__SET PROBLEM__. Wherever a line holds the string "subtitle", copy that line.

— begin ENTRIES PROVIDED —

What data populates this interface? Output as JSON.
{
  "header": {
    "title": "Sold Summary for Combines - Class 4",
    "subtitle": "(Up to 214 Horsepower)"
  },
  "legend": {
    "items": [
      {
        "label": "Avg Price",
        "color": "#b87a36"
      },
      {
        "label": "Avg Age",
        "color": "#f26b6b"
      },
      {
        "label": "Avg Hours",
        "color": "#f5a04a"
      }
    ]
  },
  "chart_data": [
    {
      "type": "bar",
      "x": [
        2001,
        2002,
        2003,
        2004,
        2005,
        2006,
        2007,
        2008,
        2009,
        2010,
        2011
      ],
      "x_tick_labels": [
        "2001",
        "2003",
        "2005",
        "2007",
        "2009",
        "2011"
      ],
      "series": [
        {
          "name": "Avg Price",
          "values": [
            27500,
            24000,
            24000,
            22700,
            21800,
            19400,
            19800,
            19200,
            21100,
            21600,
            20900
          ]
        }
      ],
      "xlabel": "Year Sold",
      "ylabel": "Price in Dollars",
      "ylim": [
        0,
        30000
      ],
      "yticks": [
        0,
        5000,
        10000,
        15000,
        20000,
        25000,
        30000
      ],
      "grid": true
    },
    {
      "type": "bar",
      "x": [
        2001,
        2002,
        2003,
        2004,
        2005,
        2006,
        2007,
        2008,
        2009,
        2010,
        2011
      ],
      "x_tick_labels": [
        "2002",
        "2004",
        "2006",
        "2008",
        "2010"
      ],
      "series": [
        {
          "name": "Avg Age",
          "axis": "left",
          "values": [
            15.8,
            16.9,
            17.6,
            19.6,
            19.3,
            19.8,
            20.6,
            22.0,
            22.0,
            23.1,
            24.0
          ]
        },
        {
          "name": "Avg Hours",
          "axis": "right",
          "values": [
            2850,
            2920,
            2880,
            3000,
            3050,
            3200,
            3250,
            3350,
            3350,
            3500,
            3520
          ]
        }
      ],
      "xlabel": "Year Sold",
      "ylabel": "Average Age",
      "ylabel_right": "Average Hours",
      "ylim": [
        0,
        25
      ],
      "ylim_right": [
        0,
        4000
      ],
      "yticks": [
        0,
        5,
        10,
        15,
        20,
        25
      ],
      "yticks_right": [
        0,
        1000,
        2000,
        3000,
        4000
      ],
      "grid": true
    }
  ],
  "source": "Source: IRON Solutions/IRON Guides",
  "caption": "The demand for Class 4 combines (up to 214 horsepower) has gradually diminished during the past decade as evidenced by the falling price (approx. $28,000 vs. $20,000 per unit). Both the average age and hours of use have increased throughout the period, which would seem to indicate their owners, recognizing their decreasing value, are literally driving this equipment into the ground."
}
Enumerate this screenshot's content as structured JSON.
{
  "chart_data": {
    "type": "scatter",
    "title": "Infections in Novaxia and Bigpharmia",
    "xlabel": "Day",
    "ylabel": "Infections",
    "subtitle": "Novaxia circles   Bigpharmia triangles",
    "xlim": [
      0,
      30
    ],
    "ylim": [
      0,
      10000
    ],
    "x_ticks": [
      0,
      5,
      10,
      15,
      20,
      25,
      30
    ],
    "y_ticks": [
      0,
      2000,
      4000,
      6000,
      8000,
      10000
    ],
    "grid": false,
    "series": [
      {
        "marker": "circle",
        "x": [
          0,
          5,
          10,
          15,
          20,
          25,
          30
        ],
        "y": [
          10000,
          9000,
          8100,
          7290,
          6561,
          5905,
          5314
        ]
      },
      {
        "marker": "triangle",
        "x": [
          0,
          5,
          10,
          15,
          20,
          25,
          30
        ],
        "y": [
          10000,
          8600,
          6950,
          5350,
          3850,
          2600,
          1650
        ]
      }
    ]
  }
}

— end ENTRIES PROVIDED —

__CORRECT OUTPUT__.
    "subtitle": "(Up to 214 Horsepower)"
    "subtitle": "Novaxia circles   Bigpharmia triangles",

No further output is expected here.